─── DATA EXCERPTS ───

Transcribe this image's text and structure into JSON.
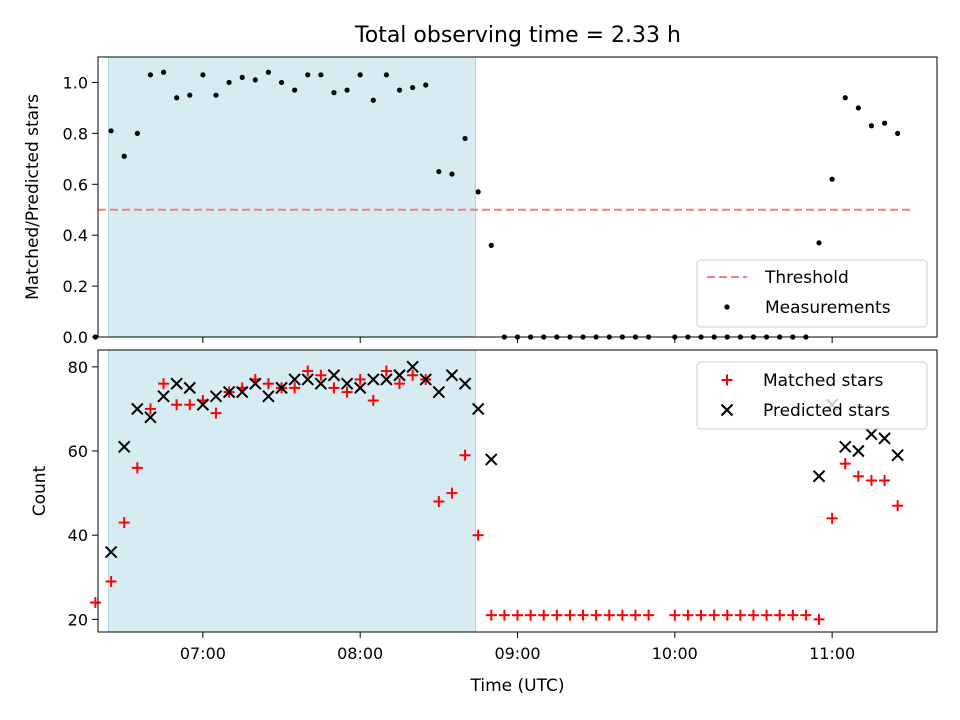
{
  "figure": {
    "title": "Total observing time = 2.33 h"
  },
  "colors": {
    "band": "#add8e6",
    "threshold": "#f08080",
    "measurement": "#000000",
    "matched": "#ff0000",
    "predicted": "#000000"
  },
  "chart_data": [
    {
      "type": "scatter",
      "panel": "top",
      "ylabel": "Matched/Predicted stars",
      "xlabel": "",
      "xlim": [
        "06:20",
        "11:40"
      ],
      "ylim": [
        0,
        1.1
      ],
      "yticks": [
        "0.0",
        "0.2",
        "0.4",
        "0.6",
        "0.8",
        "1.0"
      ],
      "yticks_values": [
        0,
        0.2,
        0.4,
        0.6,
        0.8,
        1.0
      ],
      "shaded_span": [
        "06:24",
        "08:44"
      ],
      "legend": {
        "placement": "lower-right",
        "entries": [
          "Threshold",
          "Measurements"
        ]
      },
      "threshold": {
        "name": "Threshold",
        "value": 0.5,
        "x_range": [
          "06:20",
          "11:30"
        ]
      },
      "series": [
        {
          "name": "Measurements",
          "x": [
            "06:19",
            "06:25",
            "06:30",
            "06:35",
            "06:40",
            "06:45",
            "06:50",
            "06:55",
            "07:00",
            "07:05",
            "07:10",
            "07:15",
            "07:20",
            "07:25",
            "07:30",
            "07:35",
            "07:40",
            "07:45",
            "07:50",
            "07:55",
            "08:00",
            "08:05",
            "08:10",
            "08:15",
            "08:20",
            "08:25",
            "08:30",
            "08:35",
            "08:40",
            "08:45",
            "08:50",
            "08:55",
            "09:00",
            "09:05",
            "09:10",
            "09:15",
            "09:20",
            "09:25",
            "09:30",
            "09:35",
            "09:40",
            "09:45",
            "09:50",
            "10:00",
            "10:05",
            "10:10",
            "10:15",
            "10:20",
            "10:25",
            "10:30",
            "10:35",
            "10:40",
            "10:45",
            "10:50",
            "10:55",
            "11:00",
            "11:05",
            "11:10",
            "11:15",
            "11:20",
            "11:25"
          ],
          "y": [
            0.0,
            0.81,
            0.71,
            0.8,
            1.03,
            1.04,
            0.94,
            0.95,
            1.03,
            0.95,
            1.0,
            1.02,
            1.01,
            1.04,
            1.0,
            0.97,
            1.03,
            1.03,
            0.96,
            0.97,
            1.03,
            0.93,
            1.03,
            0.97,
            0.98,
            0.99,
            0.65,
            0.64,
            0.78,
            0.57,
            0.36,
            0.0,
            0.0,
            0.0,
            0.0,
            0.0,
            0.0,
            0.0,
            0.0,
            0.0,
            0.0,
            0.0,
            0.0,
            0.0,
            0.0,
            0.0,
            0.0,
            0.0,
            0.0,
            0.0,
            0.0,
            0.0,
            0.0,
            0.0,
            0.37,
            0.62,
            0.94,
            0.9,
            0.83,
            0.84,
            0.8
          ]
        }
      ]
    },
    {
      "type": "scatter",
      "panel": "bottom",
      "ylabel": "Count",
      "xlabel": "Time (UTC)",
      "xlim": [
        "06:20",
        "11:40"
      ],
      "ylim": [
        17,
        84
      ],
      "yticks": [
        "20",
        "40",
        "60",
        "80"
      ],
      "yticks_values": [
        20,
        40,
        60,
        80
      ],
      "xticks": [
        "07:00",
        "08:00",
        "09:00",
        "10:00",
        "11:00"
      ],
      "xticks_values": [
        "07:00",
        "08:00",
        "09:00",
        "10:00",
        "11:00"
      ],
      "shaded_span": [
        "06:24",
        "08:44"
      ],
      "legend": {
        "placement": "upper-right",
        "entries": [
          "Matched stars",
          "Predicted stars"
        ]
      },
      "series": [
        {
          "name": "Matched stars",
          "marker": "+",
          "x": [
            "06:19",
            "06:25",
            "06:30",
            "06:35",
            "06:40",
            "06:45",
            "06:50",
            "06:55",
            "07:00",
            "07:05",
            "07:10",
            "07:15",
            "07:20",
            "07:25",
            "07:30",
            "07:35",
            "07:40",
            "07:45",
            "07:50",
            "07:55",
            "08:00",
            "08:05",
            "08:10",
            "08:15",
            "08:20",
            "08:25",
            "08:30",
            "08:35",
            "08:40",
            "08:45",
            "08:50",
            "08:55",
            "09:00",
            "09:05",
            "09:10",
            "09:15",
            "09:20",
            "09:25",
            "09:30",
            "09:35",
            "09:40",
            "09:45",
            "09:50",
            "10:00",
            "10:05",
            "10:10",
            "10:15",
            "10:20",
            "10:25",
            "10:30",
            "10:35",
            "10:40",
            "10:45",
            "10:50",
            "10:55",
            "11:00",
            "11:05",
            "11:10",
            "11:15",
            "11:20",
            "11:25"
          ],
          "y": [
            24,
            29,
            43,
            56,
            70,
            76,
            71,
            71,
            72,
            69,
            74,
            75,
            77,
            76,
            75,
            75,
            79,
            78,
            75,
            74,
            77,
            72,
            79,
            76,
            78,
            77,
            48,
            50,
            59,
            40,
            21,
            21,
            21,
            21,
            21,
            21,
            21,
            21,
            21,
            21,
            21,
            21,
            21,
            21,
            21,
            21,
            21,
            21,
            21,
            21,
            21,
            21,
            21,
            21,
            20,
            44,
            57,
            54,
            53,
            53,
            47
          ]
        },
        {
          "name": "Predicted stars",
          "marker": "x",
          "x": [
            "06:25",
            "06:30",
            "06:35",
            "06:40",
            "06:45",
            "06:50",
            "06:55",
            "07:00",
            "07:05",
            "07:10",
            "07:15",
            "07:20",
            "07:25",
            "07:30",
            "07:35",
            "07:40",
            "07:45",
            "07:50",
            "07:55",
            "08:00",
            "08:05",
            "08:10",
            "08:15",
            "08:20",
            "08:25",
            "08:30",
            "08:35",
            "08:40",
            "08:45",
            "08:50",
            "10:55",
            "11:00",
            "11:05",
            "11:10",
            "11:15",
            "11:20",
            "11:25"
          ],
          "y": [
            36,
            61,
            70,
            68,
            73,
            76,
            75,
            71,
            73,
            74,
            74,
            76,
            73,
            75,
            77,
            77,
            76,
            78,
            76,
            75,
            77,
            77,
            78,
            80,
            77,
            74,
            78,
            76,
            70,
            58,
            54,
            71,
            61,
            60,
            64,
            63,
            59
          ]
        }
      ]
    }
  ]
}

───
─── DATA EXCERPTS ───

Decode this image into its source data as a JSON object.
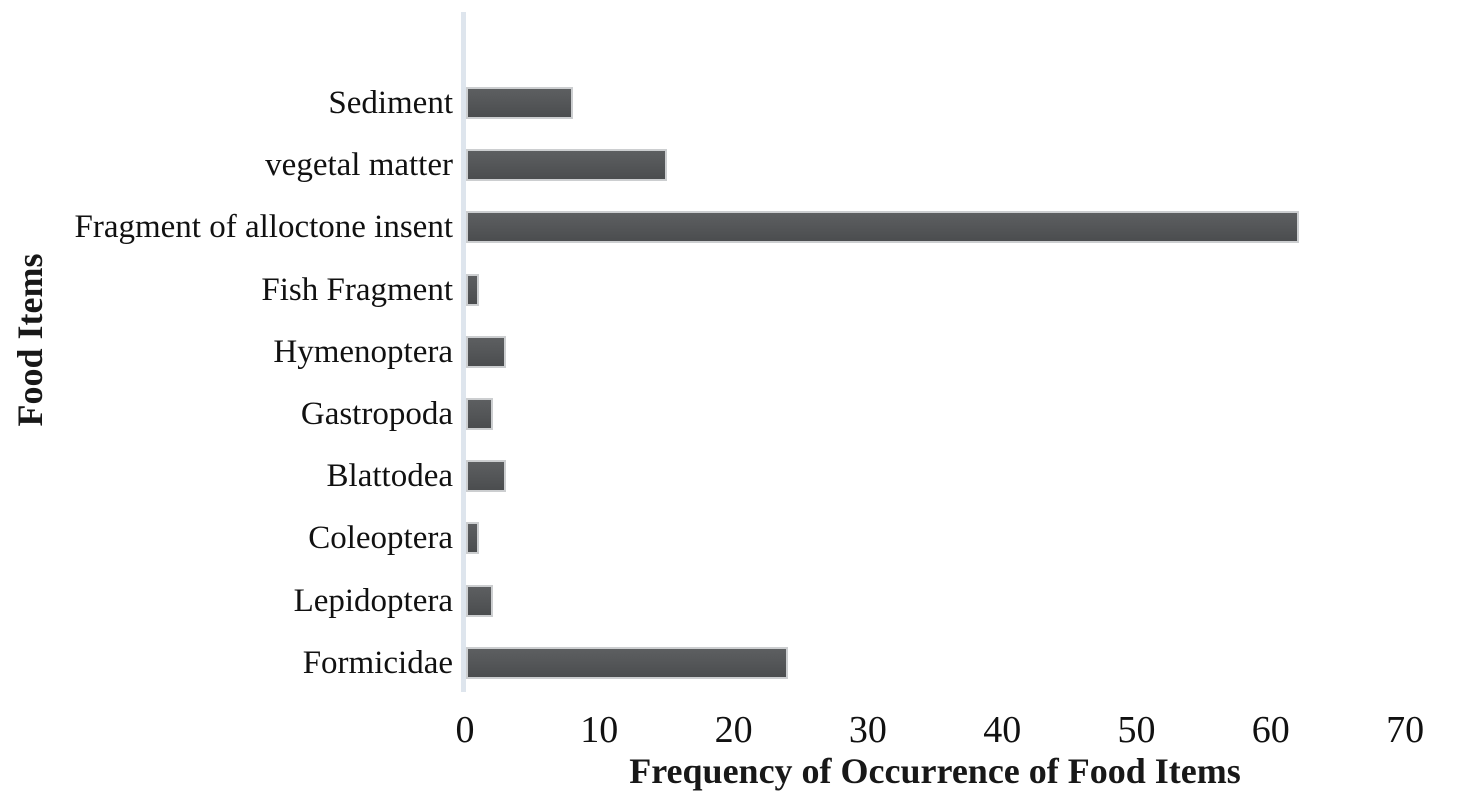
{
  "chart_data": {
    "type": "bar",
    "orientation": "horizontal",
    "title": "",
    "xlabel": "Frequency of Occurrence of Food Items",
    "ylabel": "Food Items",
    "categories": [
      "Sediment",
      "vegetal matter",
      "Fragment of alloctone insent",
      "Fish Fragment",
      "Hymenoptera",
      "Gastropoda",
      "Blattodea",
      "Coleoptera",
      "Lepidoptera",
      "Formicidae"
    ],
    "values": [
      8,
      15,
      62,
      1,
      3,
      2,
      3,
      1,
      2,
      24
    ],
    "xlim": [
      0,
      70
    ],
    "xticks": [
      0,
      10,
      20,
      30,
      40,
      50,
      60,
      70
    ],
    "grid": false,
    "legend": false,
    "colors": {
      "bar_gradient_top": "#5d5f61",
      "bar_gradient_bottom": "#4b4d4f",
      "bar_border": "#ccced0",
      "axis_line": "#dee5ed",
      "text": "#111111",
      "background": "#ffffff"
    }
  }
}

───

→ STATED PROBLEM
Pick out each line containing "Items" and report it.

→ RESPONSE TO THIS EXERCISE
    "xlabel": "Frequency of Occurrence of Food Items",
    "ylabel": "Food Items",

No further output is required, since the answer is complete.